▶ [Exercise task]
Retype the items below, unchanged, from the line containing "arc-dot — [396, 502, 399, 505]" through the line containing "spiral-dot — [145, 592, 148, 594]", including both of those lines.
========
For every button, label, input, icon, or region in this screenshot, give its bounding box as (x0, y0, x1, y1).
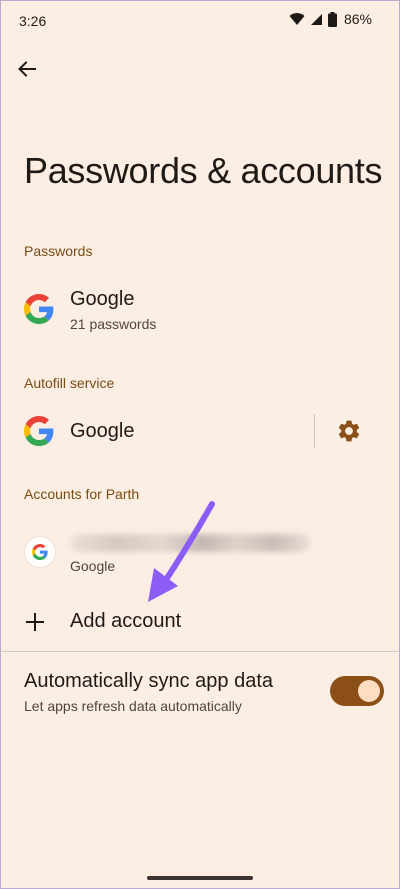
status-icons: 86% (289, 11, 372, 27)
autofill-google-title: Google (70, 420, 135, 442)
google-avatar-icon (24, 536, 56, 568)
annotation-arrow-icon (148, 501, 215, 602)
status-time: 3:26 (19, 13, 47, 29)
back-button[interactable] (12, 56, 42, 86)
auto-sync-title: Automatically sync app data (24, 670, 274, 692)
plus-icon (24, 611, 46, 633)
auto-sync-toggle[interactable] (330, 676, 384, 706)
google-icon (24, 416, 54, 446)
auto-sync-subtitle: Let apps refresh data automatically (24, 698, 242, 714)
section-passwords: Passwords (24, 243, 93, 259)
section-autofill: Autofill service (24, 375, 115, 391)
autofill-google-item[interactable]: Google (0, 408, 400, 454)
google-icon (24, 294, 54, 324)
signal-icon (310, 13, 323, 26)
battery-icon (327, 11, 337, 27)
status-bar: 3:26 86% (0, 0, 400, 42)
wifi-icon (289, 12, 305, 26)
autofill-settings-button[interactable] (336, 418, 362, 444)
passwords-count: 21 passwords (70, 316, 157, 332)
home-indicator[interactable] (147, 876, 253, 880)
back-arrow-icon (17, 59, 37, 84)
vertical-divider (314, 414, 315, 448)
page-title: Passwords & accounts (24, 150, 383, 191)
passwords-google-item[interactable]: Google 21 passwords (0, 280, 400, 344)
passwords-google-title: Google (70, 288, 135, 310)
auto-sync-item[interactable]: Automatically sync app data Let apps ref… (0, 664, 400, 724)
section-accounts: Accounts for Parth (24, 486, 140, 502)
battery-percent: 86% (343, 11, 372, 27)
section-divider (0, 651, 400, 652)
add-account-label: Add account (70, 610, 182, 632)
toggle-knob (358, 680, 380, 702)
gear-icon (336, 420, 362, 448)
account-type: Google (70, 558, 116, 574)
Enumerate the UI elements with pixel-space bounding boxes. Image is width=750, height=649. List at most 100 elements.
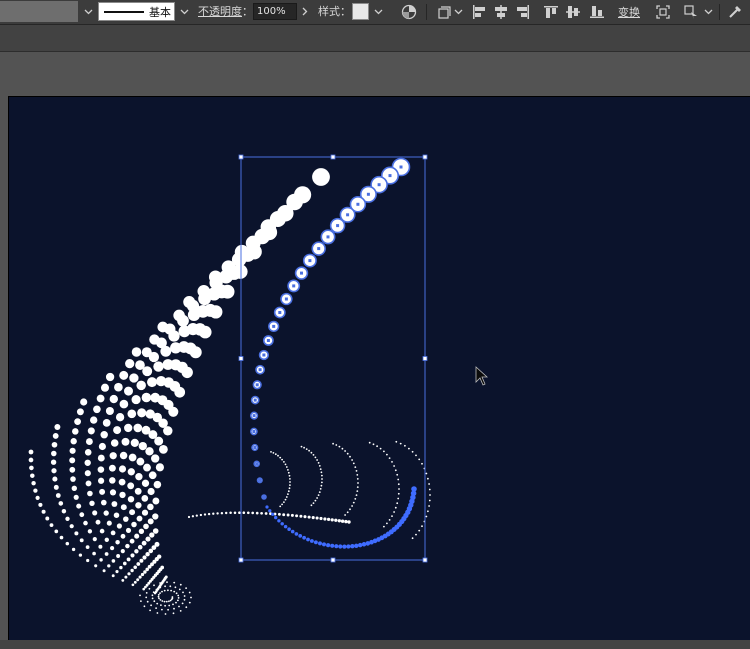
arc-dot — [396, 502, 399, 505]
spiral-dot — [127, 468, 135, 476]
spiral-dot — [143, 463, 151, 472]
arc-dot — [346, 511, 349, 514]
spiral-dot — [45, 516, 50, 521]
arc-dot — [251, 511, 255, 515]
artboard — [8, 96, 750, 640]
puppet-warp-icon[interactable] — [682, 3, 700, 21]
resize-handle[interactable] — [422, 557, 428, 563]
spiral-dot — [131, 395, 141, 405]
arc-dot — [386, 522, 388, 525]
chevron-down-icon[interactable] — [176, 2, 192, 21]
selected-dot-path[interactable] — [250, 157, 411, 500]
resize-handle[interactable] — [422, 356, 428, 361]
arc-dot — [335, 444, 338, 446]
anchor-point — [252, 430, 256, 433]
spiral-dot — [173, 607, 175, 610]
dot-spiral-artwork[interactable] — [28, 168, 330, 615]
align-right-icon[interactable] — [514, 3, 532, 21]
arc-dot — [307, 515, 311, 519]
isolate-group-icon[interactable] — [654, 3, 672, 21]
spiral-dot — [97, 454, 105, 462]
spiral-dot — [167, 589, 169, 592]
spiral-dot — [51, 468, 57, 474]
spiral-dot — [115, 539, 120, 545]
opacity-input[interactable]: 100% — [253, 3, 297, 20]
resize-handle[interactable] — [238, 356, 244, 361]
spiral-dot — [100, 430, 108, 439]
tail-dot — [350, 544, 355, 549]
recolor-artwork-icon[interactable] — [400, 3, 418, 21]
resize-handle[interactable] — [330, 154, 336, 160]
spiral-dot — [185, 606, 188, 609]
spiral-dot — [136, 515, 143, 522]
chevron-down-icon[interactable] — [450, 2, 466, 21]
chevron-down-icon[interactable] — [370, 2, 386, 21]
spiral-dot — [83, 520, 88, 526]
spiral-dot — [161, 590, 163, 593]
spiral-dot — [116, 523, 122, 529]
arc-dot — [246, 511, 250, 515]
chevron-down-icon[interactable] — [80, 2, 96, 21]
arc-dot — [320, 484, 323, 487]
graphic-style-swatch[interactable] — [352, 3, 369, 20]
arc-dot — [428, 488, 431, 491]
spiral-dot — [183, 598, 186, 601]
arc-dot — [383, 525, 385, 528]
spiral-dot — [145, 592, 148, 594]
spiral-dot — [141, 479, 150, 487]
align-horizontal-center-icon[interactable] — [492, 3, 510, 21]
spiral-dot — [143, 523, 149, 530]
anchor-point — [278, 311, 282, 314]
fill-swatch[interactable] — [0, 1, 78, 22]
spiral-dot — [79, 512, 85, 518]
dot-arc-rays[interactable] — [187, 440, 431, 540]
resize-handle[interactable] — [330, 557, 336, 563]
spiral-dot — [152, 497, 160, 505]
arc-dot — [289, 478, 291, 480]
spiral-dot — [71, 547, 76, 552]
spiral-dot — [158, 597, 160, 600]
arc-dot — [418, 529, 421, 532]
spiral-dot — [87, 427, 95, 435]
arc-dot — [330, 518, 334, 522]
spiral-dot — [87, 529, 93, 534]
spiral-dot — [173, 581, 176, 584]
arc-dot — [295, 514, 299, 518]
spiral-dot — [145, 536, 151, 542]
spiral-dot — [71, 485, 77, 491]
resize-handle[interactable] — [422, 154, 428, 160]
arc-dot — [284, 498, 287, 501]
chevron-down-icon[interactable] — [700, 2, 716, 21]
transform-button[interactable]: 变换 — [618, 4, 640, 20]
align-vertical-center-icon[interactable] — [564, 3, 582, 21]
arc-dot — [395, 440, 398, 443]
spiral-dot — [160, 345, 172, 357]
spiral-dot — [119, 565, 123, 570]
anchor-point — [253, 446, 257, 449]
stroke-profile-dropdown[interactable]: 基本 — [98, 2, 175, 21]
selected-dot-tail[interactable] — [265, 486, 417, 549]
chevron-right-icon[interactable] — [298, 3, 311, 20]
spiral-dot — [95, 519, 101, 525]
spiral-dot — [178, 605, 180, 608]
align-left-icon[interactable] — [470, 3, 488, 21]
arc-dot — [229, 511, 232, 515]
resize-handle[interactable] — [238, 154, 244, 160]
spiral-dot — [136, 380, 146, 391]
selection-bounding-box[interactable] — [240, 156, 426, 561]
tail-dot — [268, 509, 272, 513]
spiral-dot — [97, 477, 105, 484]
edit-path-icon[interactable] — [726, 3, 744, 21]
spiral-dot — [118, 465, 127, 473]
resize-handle[interactable] — [238, 557, 244, 563]
arc-dot — [425, 515, 428, 518]
align-top-icon[interactable] — [542, 3, 560, 21]
anchor-point — [317, 247, 321, 251]
spiral-dot — [151, 454, 160, 463]
align-bottom-icon[interactable] — [588, 3, 606, 21]
artwork-canvas[interactable] — [9, 97, 750, 640]
opacity-label[interactable]: 不透明度 — [198, 4, 242, 20]
spiral-dot — [38, 502, 43, 507]
arc-dot — [282, 513, 286, 517]
spiral-dot — [177, 599, 179, 602]
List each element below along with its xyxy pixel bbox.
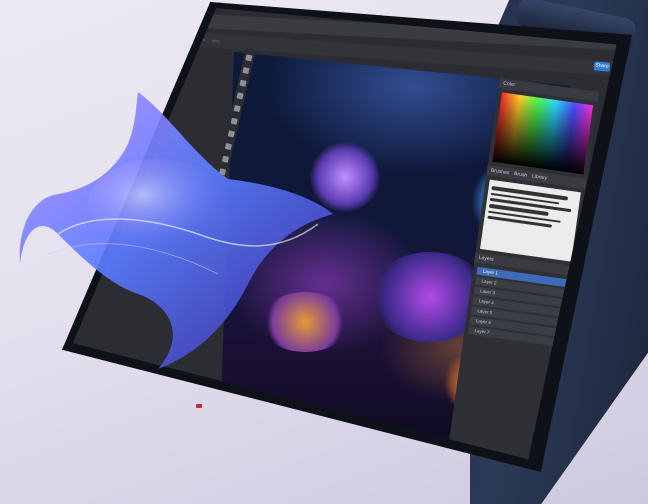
tab-brushes[interactable]: Brushes (491, 168, 510, 176)
brush-presets[interactable] (480, 179, 581, 262)
marquee-tool-icon[interactable] (242, 66, 250, 75)
tab-color[interactable]: Color (503, 81, 516, 89)
tab-layers[interactable]: Layers (478, 255, 494, 263)
tab-swatches[interactable] (520, 83, 521, 89)
manta-ray-artwork (19, 92, 333, 369)
tab-brush[interactable]: Brush (514, 171, 528, 179)
option-chip[interactable] (211, 39, 220, 43)
tab-library[interactable]: Library (532, 173, 548, 181)
product-photo: Share Color Brushes Brush Library Layers… (0, 0, 648, 504)
side-indicator (196, 404, 202, 408)
layers-list: Layer 1 Layer 2 Layer 3 Layer 4 Layer 5 … (468, 266, 569, 347)
move-tool-icon[interactable] (245, 54, 253, 62)
color-picker[interactable] (492, 92, 594, 175)
share-button[interactable]: Share (593, 61, 611, 72)
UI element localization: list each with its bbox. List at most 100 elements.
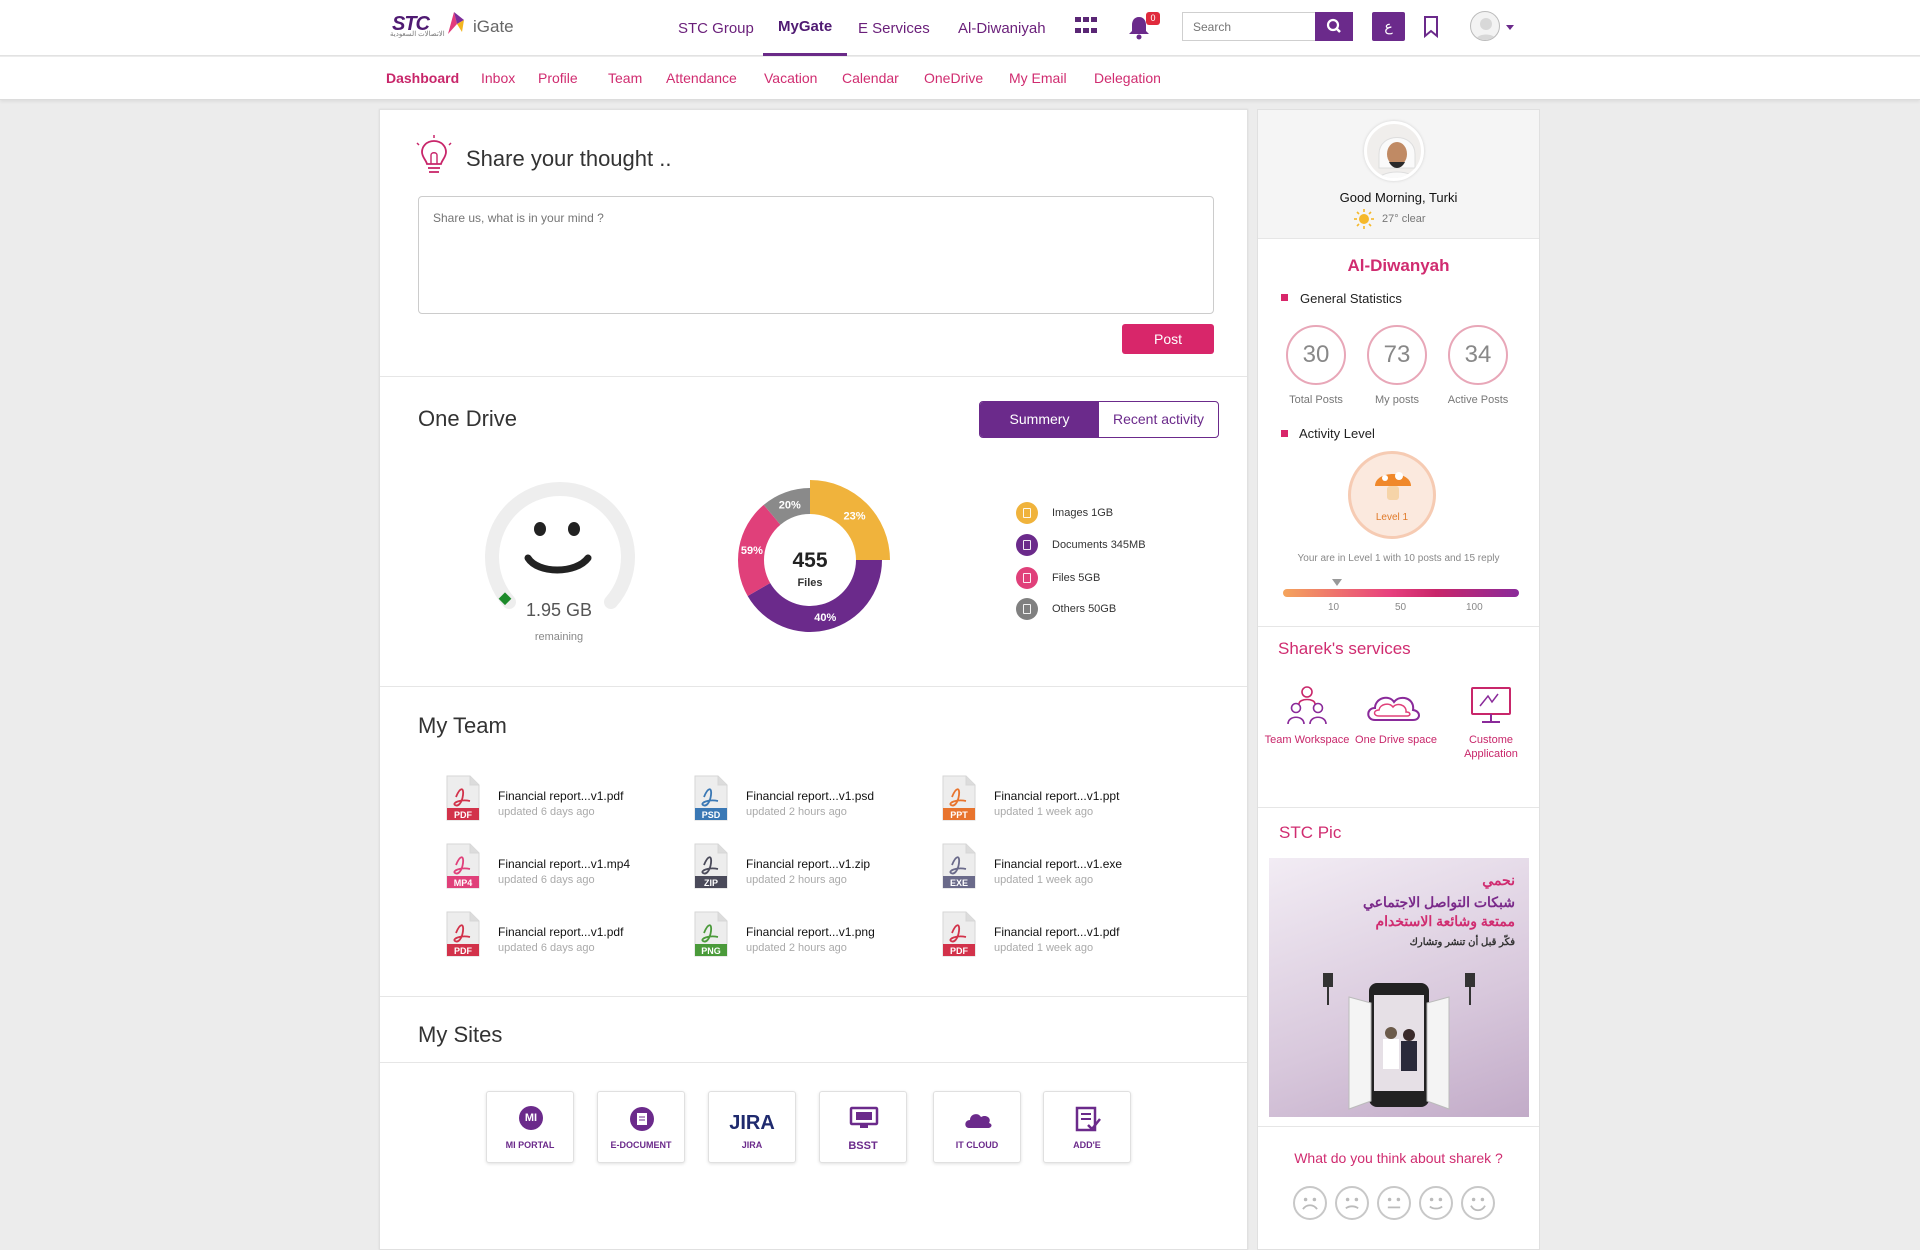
service-team-workspace[interactable]: [1276, 684, 1338, 764]
stat-my-posts: 73: [1367, 325, 1427, 385]
site-mi-portal[interactable]: MI MI PORTAL: [486, 1091, 574, 1163]
subnav-delegation[interactable]: Delegation: [1094, 57, 1161, 100]
search-button[interactable]: [1315, 12, 1353, 41]
gauge-value: 1.95 GB: [525, 600, 593, 620]
donut-label-files: 59%: [741, 545, 763, 557]
team-file-item[interactable]: PSD Financial report...v1.psd updated 2 ho…: [694, 775, 914, 825]
stc-pic-banner[interactable]: نحمي شبكات التواصل الاجتماعي ممتعة وشائع…: [1269, 858, 1529, 1117]
team-file-item[interactable]: PDF Financial report...v1.pdf updated 6 da…: [446, 775, 666, 825]
file-name: Financial report...v1.png: [746, 925, 875, 939]
sites-title: My Sites: [418, 1022, 503, 1047]
profile-avatar[interactable]: [1364, 121, 1424, 181]
file-name: Financial report...v1.pdf: [498, 925, 624, 939]
banner-line-1: نحمي: [1482, 872, 1515, 888]
donut-total: 455: [792, 549, 828, 572]
site-bsst[interactable]: BSST: [819, 1091, 907, 1163]
legend-item-images: Images 1GB: [1016, 497, 1146, 528]
subnav-inbox[interactable]: Inbox: [481, 57, 515, 100]
donut-label-others: 20%: [779, 500, 801, 512]
stat-active-posts-label: Active Posts: [1447, 394, 1509, 406]
file-name: Financial report...v1.pdf: [498, 789, 624, 803]
site-it-cloud[interactable]: IT CLOUD: [933, 1091, 1021, 1163]
bullet-icon: [1281, 294, 1288, 301]
divider: [1258, 1126, 1539, 1127]
search-input[interactable]: [1182, 12, 1316, 41]
divider: [1258, 626, 1539, 627]
service-custom-application-label[interactable]: Custome Application: [1446, 733, 1536, 761]
face-glyph: [1429, 1197, 1443, 1210]
topnav-al-diwaniyah[interactable]: Al-Diwaniyah: [958, 0, 1046, 56]
service-custom-application[interactable]: [1460, 684, 1522, 726]
stc-logo-subtext: الاتصالات السعودية: [390, 31, 445, 38]
stc-logo-mark-icon: [448, 12, 464, 34]
file-updated: updated 6 days ago: [498, 806, 595, 818]
service-one-drive-label[interactable]: One Drive space: [1351, 733, 1441, 747]
stcpic-title: STC Pic: [1279, 823, 1342, 842]
very-happy-face-icon[interactable]: [1461, 1186, 1495, 1220]
tab-summary[interactable]: Summery: [980, 402, 1099, 437]
file-type-badge: ZIP: [703, 878, 718, 888]
happy-face-icon[interactable]: [1419, 1186, 1453, 1220]
checklist-icon: [1075, 1106, 1101, 1132]
file-type-badge: PDF: [950, 946, 968, 956]
subnav-team[interactable]: Team: [608, 57, 642, 100]
stat-active-posts: 34: [1448, 325, 1508, 385]
team-title: My Team: [418, 713, 507, 738]
tab-recent-activity[interactable]: Recent activity: [1099, 402, 1218, 437]
activity-level-label: Activity Level: [1299, 426, 1375, 441]
banner-line-3: ممتعة وشائعة الاستخدام: [1375, 913, 1515, 929]
stat-my-posts-label: My posts: [1374, 394, 1419, 406]
chevron-down-icon[interactable]: [1506, 25, 1514, 30]
bookmark-icon[interactable]: [1422, 15, 1440, 39]
service-team-workspace-label[interactable]: Team Workspace: [1262, 733, 1352, 747]
team-file-item[interactable]: MP4 Financial report...v1.mp4 updated 6 da…: [446, 843, 666, 893]
neutral-face-icon[interactable]: [1377, 1186, 1411, 1220]
divider: [1258, 807, 1539, 808]
donut-caption: Files: [797, 577, 823, 589]
thought-textarea[interactable]: [418, 196, 1214, 314]
team-file-item[interactable]: PNG Financial report...v1.png updated 2 ho…: [694, 911, 914, 961]
file-name: Financial report...v1.ppt: [994, 789, 1120, 803]
topnav-mygate[interactable]: MyGate: [763, 0, 848, 56]
team-file-item[interactable]: PPT Financial report...v1.ppt updated 1 we…: [942, 775, 1162, 825]
divider: [380, 996, 1247, 997]
subnav-my-email[interactable]: My Email: [1009, 57, 1067, 100]
monitor-icon: [849, 1106, 879, 1128]
divider: [380, 376, 1247, 377]
face-glyph: [1302, 1197, 1318, 1210]
subnav-onedrive[interactable]: OneDrive: [924, 57, 983, 100]
file-type-badge: PPT: [950, 810, 968, 820]
language-toggle-button[interactable]: ع: [1372, 12, 1405, 41]
apps-grid-icon[interactable]: [1075, 17, 1097, 37]
subnav-dashboard[interactable]: Dashboard: [386, 57, 459, 100]
site-e-document[interactable]: E-DOCUMENT: [597, 1091, 685, 1163]
file-updated: updated 2 hours ago: [746, 942, 847, 954]
file-updated: updated 6 days ago: [498, 942, 595, 954]
site-jira[interactable]: JIRA JIRA: [708, 1091, 796, 1163]
subnav-attendance[interactable]: Attendance: [666, 57, 737, 100]
subnav-calendar[interactable]: Calendar: [842, 57, 899, 100]
bullet-icon: [1281, 430, 1288, 437]
site-adde[interactable]: ADD'E: [1043, 1091, 1131, 1163]
team-file-item[interactable]: ZIP Financial report...v1.zip updated 2 ho…: [694, 843, 914, 893]
gauge-caption: remaining: [534, 631, 584, 643]
topnav-e-services[interactable]: E Services: [858, 0, 930, 56]
team-file-item[interactable]: PDF Financial report...v1.pdf updated 1 we…: [942, 911, 1162, 961]
sun-icon: [1354, 209, 1374, 229]
subnav-profile[interactable]: Profile: [538, 57, 578, 100]
divider: [380, 1062, 1247, 1063]
image-file-icon: [1016, 501, 1038, 524]
team-file-item[interactable]: PDF Financial report...v1.pdf updated 6 da…: [446, 911, 666, 961]
legend-item-others: Others 50GB: [1016, 593, 1146, 624]
service-one-drive[interactable]: [1363, 684, 1425, 726]
sad-face-icon[interactable]: [1335, 1186, 1369, 1220]
very-sad-face-icon[interactable]: [1293, 1186, 1327, 1220]
user-avatar[interactable]: [1470, 11, 1500, 41]
subnav-vacation[interactable]: Vacation: [764, 57, 817, 100]
post-button[interactable]: Post: [1122, 324, 1214, 354]
team-file-item[interactable]: EXE Financial report...v1.exe updated 1 we…: [942, 843, 1162, 893]
donut-label-documents: 40%: [814, 612, 836, 624]
cloud-icon: [1367, 696, 1420, 721]
topnav-stc-group[interactable]: STC Group: [678, 0, 754, 56]
jira-logo-icon: JIRA: [729, 1112, 775, 1134]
========
▶ [Written answer]
arc-dot — [396, 502, 399, 505]
spiral-dot — [127, 468, 135, 476]
spiral-dot — [143, 463, 151, 472]
arc-dot — [346, 511, 349, 514]
spiral-dot — [45, 516, 50, 521]
arc-dot — [251, 511, 255, 515]
artboard — [8, 96, 750, 640]
puppet-warp-icon[interactable] — [682, 3, 700, 21]
resize-handle[interactable] — [422, 557, 428, 563]
spiral-dot — [131, 395, 141, 405]
arc-dot — [386, 522, 388, 525]
chevron-down-icon[interactable] — [176, 2, 192, 21]
selected-dot-path[interactable] — [250, 157, 411, 500]
resize-handle[interactable] — [422, 356, 428, 361]
arc-dot — [335, 444, 338, 446]
anchor-point — [252, 430, 256, 433]
spiral-dot — [173, 607, 175, 610]
dot-spiral-artwork[interactable] — [28, 168, 330, 615]
align-right-icon[interactable] — [514, 3, 532, 21]
arc-dot — [307, 515, 311, 519]
isolate-group-icon[interactable] — [654, 3, 672, 21]
spiral-dot — [97, 454, 105, 462]
spiral-dot — [167, 589, 169, 592]
spiral-dot — [51, 468, 57, 474]
spiral-dot — [115, 539, 120, 545]
opacity-input[interactable]: 100% — [253, 3, 297, 20]
resize-handle[interactable] — [238, 356, 244, 361]
spiral-dot — [100, 430, 108, 439]
tail-dot — [350, 544, 355, 549]
recolor-artwork-icon[interactable] — [400, 3, 418, 21]
resize-handle[interactable] — [330, 154, 336, 160]
spiral-dot — [185, 606, 188, 609]
spiral-dot — [136, 515, 143, 522]
chevron-down-icon[interactable] — [450, 2, 466, 21]
chevron-down-icon[interactable] — [370, 2, 386, 21]
spiral-dot — [83, 520, 88, 526]
spiral-dot — [161, 590, 163, 593]
spiral-dot — [116, 523, 122, 529]
arc-dot — [246, 511, 250, 515]
chevron-down-icon[interactable] — [80, 2, 96, 21]
arc-dot — [320, 484, 323, 487]
graphic-style-swatch[interactable] — [352, 3, 369, 20]
arc-dot — [428, 488, 431, 491]
spiral-dot — [183, 598, 186, 601]
arc-dot — [383, 525, 385, 528]
spiral-dot — [145, 592, 148, 594]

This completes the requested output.